> Input material:
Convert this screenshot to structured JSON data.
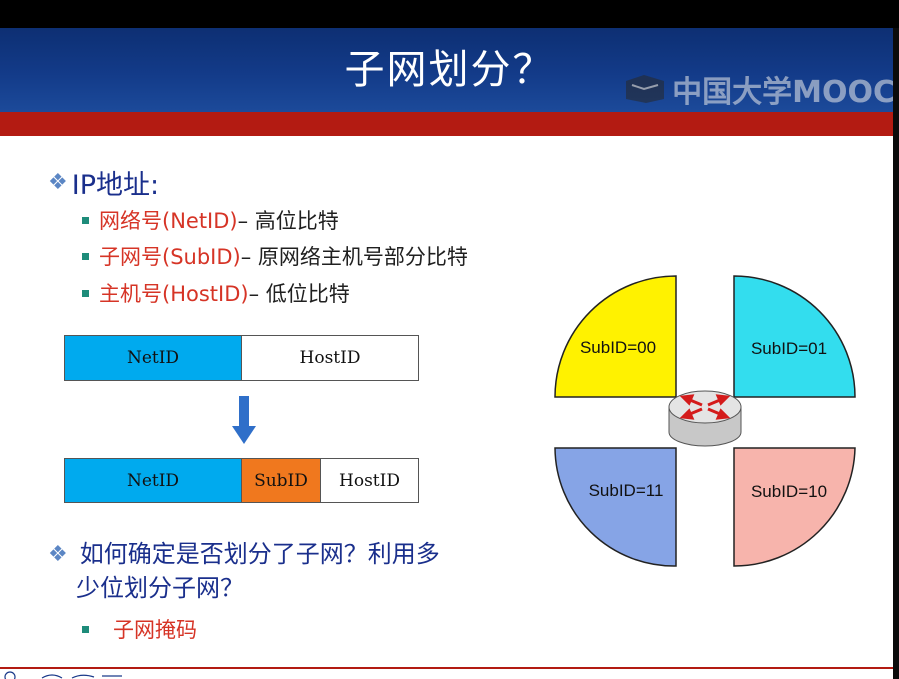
{
  "slide": {
    "title": "子网划分？",
    "watermark": "中国大学MOOC"
  },
  "bullets": {
    "ip_heading": "IP地址:",
    "items": [
      {
        "label": "网络号(NetID)",
        "rest": " – 高位比特"
      },
      {
        "label": "子网号(SubID)",
        "rest": " – 原网络主机号部分比特"
      },
      {
        "label": "主机号(HostID)",
        "rest": " – 低位比特"
      }
    ],
    "question_line1": "如何确定是否划分了子网？利用多",
    "question_line2": "少位划分子网？",
    "answer": "子网掩码"
  },
  "address_diagram": {
    "before": [
      "NetID",
      "HostID"
    ],
    "after": [
      "NetID",
      "SubID",
      "HostID"
    ]
  },
  "quadrants": [
    {
      "label": "SubID=00",
      "color": "#fff200"
    },
    {
      "label": "SubID=01",
      "color": "#33ddee"
    },
    {
      "label": "SubID=11",
      "color": "#86a4e6"
    },
    {
      "label": "SubID=10",
      "color": "#f7b4ac"
    }
  ],
  "colors": {
    "title_band": "#133b89",
    "accent_red": "#b31b12",
    "netid": "#00aaee",
    "subid": "#f0781e",
    "arrow": "#2f6fc9"
  },
  "icons": [
    "diamond-bullet-icon",
    "square-bullet-icon",
    "down-arrow-icon",
    "router-icon"
  ]
}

> Exercise task: Reproduce the records verbatim, omitting all images they contain.

> Exercise output:
Convert this screenshot to structured JSON data.
{
  "slide": {
    "title": "子网划分？",
    "watermark": "中国大学MOOC"
  },
  "bullets": {
    "ip_heading": "IP地址:",
    "items": [
      {
        "label": "网络号(NetID)",
        "rest": " – 高位比特"
      },
      {
        "label": "子网号(SubID)",
        "rest": " – 原网络主机号部分比特"
      },
      {
        "label": "主机号(HostID)",
        "rest": " – 低位比特"
      }
    ],
    "question_line1": "如何确定是否划分了子网？利用多",
    "question_line2": "少位划分子网？",
    "answer": "子网掩码"
  },
  "address_diagram": {
    "before": [
      "NetID",
      "HostID"
    ],
    "after": [
      "NetID",
      "SubID",
      "HostID"
    ]
  },
  "quadrants": [
    {
      "label": "SubID=00",
      "color": "#fff200"
    },
    {
      "label": "SubID=01",
      "color": "#33ddee"
    },
    {
      "label": "SubID=11",
      "color": "#86a4e6"
    },
    {
      "label": "SubID=10",
      "color": "#f7b4ac"
    }
  ],
  "colors": {
    "title_band": "#133b89",
    "accent_red": "#b31b12",
    "netid": "#00aaee",
    "subid": "#f0781e",
    "arrow": "#2f6fc9"
  },
  "icons": [
    "diamond-bullet-icon",
    "square-bullet-icon",
    "down-arrow-icon",
    "router-icon"
  ]
}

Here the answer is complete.